• AIM:
Reproduce the material below verbatim, preserving every line in its original order and form.

• RECORDS FOR THIS EXERCISE:
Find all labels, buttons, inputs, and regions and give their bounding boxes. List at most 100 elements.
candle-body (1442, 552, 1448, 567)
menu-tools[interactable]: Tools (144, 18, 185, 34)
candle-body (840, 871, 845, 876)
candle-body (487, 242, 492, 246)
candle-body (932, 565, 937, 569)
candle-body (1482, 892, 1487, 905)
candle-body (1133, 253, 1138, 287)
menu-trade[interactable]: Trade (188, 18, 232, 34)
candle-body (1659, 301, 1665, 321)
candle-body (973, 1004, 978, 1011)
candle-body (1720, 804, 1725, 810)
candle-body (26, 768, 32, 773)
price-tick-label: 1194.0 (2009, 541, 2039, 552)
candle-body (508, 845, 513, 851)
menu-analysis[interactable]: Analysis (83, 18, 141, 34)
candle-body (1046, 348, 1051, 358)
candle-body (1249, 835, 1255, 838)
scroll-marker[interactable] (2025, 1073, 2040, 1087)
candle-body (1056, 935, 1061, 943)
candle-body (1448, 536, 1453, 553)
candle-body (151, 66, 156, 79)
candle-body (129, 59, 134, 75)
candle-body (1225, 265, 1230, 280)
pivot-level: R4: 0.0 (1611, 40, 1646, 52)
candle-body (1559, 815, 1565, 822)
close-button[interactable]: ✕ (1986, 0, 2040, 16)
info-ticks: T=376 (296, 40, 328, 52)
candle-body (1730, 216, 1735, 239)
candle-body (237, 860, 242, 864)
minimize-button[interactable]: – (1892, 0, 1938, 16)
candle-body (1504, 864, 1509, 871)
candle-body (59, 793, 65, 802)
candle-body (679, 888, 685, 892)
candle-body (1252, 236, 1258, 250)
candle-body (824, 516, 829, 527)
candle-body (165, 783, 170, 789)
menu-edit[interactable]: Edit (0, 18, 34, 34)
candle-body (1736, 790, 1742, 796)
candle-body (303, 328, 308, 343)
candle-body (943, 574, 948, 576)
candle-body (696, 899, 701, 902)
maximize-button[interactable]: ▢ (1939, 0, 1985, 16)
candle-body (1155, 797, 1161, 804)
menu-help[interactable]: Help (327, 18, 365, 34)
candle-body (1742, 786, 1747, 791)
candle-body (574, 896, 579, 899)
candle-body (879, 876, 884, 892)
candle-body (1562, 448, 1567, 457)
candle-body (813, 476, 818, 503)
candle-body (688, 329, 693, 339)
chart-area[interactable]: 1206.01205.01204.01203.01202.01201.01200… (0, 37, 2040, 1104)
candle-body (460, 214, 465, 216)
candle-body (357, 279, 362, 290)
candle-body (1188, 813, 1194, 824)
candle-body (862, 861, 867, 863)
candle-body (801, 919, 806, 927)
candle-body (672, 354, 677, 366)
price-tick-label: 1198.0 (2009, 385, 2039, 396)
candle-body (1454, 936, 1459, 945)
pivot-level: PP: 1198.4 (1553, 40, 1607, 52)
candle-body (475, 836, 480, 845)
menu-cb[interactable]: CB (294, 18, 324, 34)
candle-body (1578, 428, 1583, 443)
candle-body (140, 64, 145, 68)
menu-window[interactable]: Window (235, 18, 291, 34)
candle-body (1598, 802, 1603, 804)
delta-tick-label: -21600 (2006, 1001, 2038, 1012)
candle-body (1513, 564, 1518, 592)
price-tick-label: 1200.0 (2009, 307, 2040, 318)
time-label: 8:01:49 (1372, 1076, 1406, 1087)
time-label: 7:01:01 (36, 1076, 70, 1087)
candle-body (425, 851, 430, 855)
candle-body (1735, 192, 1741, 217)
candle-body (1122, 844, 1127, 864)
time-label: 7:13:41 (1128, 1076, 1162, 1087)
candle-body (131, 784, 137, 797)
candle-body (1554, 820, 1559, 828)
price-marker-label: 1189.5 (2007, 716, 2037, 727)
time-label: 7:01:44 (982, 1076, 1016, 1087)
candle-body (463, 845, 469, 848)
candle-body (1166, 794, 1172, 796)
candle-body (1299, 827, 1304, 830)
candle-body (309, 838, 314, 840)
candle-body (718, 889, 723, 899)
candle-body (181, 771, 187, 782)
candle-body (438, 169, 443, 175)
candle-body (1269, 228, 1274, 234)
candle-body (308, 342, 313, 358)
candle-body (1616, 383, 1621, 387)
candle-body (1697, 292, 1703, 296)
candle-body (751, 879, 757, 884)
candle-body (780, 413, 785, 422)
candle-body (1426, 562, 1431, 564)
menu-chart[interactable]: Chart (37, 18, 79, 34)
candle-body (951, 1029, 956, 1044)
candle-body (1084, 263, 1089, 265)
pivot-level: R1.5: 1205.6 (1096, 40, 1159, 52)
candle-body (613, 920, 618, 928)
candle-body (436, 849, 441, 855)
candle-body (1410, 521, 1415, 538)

• ANSWER TO THE TASK:
Find all labels, buttons, inputs, and regions and give their bounding boxes. List at most 100 elements.
candle-body (1442, 552, 1448, 567)
menu-tools[interactable]: Tools (144, 18, 185, 34)
candle-body (840, 871, 845, 876)
candle-body (487, 242, 492, 246)
candle-body (932, 565, 937, 569)
candle-body (1482, 892, 1487, 905)
candle-body (1133, 253, 1138, 287)
menu-trade[interactable]: Trade (188, 18, 232, 34)
candle-body (1659, 301, 1665, 321)
candle-body (973, 1004, 978, 1011)
candle-body (1720, 804, 1725, 810)
candle-body (26, 768, 32, 773)
price-tick-label: 1194.0 (2009, 541, 2039, 552)
candle-body (508, 845, 513, 851)
menu-analysis[interactable]: Analysis (83, 18, 141, 34)
candle-body (1046, 348, 1051, 358)
candle-body (1249, 835, 1255, 838)
scroll-marker[interactable] (2025, 1073, 2040, 1087)
candle-body (1056, 935, 1061, 943)
candle-body (1448, 536, 1453, 553)
candle-body (151, 66, 156, 79)
candle-body (129, 59, 134, 75)
candle-body (1225, 265, 1230, 280)
pivot-level: R4: 0.0 (1611, 40, 1646, 52)
candle-body (1559, 815, 1565, 822)
close-button[interactable]: ✕ (1986, 0, 2040, 16)
info-ticks: T=376 (296, 40, 328, 52)
candle-body (1730, 216, 1735, 239)
candle-body (237, 860, 242, 864)
minimize-button[interactable]: – (1892, 0, 1938, 16)
candle-body (1504, 864, 1509, 871)
candle-body (59, 793, 65, 802)
candle-body (679, 888, 685, 892)
candle-body (1252, 236, 1258, 250)
candle-body (824, 516, 829, 527)
candle-body (165, 783, 170, 789)
menu-edit[interactable]: Edit (0, 18, 34, 34)
candle-body (1736, 790, 1742, 796)
candle-body (303, 328, 308, 343)
candle-body (943, 574, 948, 576)
candle-body (696, 899, 701, 902)
maximize-button[interactable]: ▢ (1939, 0, 1985, 16)
candle-body (1155, 797, 1161, 804)
menu-help[interactable]: Help (327, 18, 365, 34)
candle-body (1742, 786, 1747, 791)
candle-body (574, 896, 579, 899)
candle-body (879, 876, 884, 892)
candle-body (1562, 448, 1567, 457)
candle-body (813, 476, 818, 503)
candle-body (688, 329, 693, 339)
chart-area[interactable]: 1206.01205.01204.01203.01202.01201.01200… (0, 37, 2040, 1104)
candle-body (460, 214, 465, 216)
candle-body (357, 279, 362, 290)
candle-body (1188, 813, 1194, 824)
candle-body (862, 861, 867, 863)
candle-body (801, 919, 806, 927)
candle-body (672, 354, 677, 366)
price-tick-label: 1198.0 (2009, 385, 2039, 396)
candle-body (1454, 936, 1459, 945)
pivot-level: PP: 1198.4 (1553, 40, 1607, 52)
candle-body (475, 836, 480, 845)
menu-cb[interactable]: CB (294, 18, 324, 34)
candle-body (1578, 428, 1583, 443)
candle-body (140, 64, 145, 68)
menu-window[interactable]: Window (235, 18, 291, 34)
candle-body (1598, 802, 1603, 804)
delta-tick-label: -21600 (2006, 1001, 2038, 1012)
candle-body (1513, 564, 1518, 592)
price-tick-label: 1200.0 (2009, 307, 2040, 318)
time-label: 8:01:49 (1372, 1076, 1406, 1087)
time-label: 7:01:01 (36, 1076, 70, 1087)
candle-body (425, 851, 430, 855)
candle-body (1735, 192, 1741, 217)
candle-body (1122, 844, 1127, 864)
time-label: 7:13:41 (1128, 1076, 1162, 1087)
candle-body (131, 784, 137, 797)
candle-body (1554, 820, 1559, 828)
price-marker-label: 1189.5 (2007, 716, 2037, 727)
time-label: 7:01:44 (982, 1076, 1016, 1087)
candle-body (463, 845, 469, 848)
candle-body (1166, 794, 1172, 796)
candle-body (1299, 827, 1304, 830)
candle-body (309, 838, 314, 840)
candle-body (718, 889, 723, 899)
candle-body (181, 771, 187, 782)
candle-body (438, 169, 443, 175)
candle-body (1269, 228, 1274, 234)
candle-body (308, 342, 313, 358)
candle-body (1616, 383, 1621, 387)
candle-body (1697, 292, 1703, 296)
candle-body (751, 879, 757, 884)
candle-body (780, 413, 785, 422)
candle-body (1426, 562, 1431, 564)
menu-chart[interactable]: Chart (37, 18, 79, 34)
candle-body (951, 1029, 956, 1044)
candle-body (1084, 263, 1089, 265)
pivot-level: R1.5: 1205.6 (1096, 40, 1159, 52)
candle-body (613, 920, 618, 928)
candle-body (436, 849, 441, 855)
candle-body (1410, 521, 1415, 538)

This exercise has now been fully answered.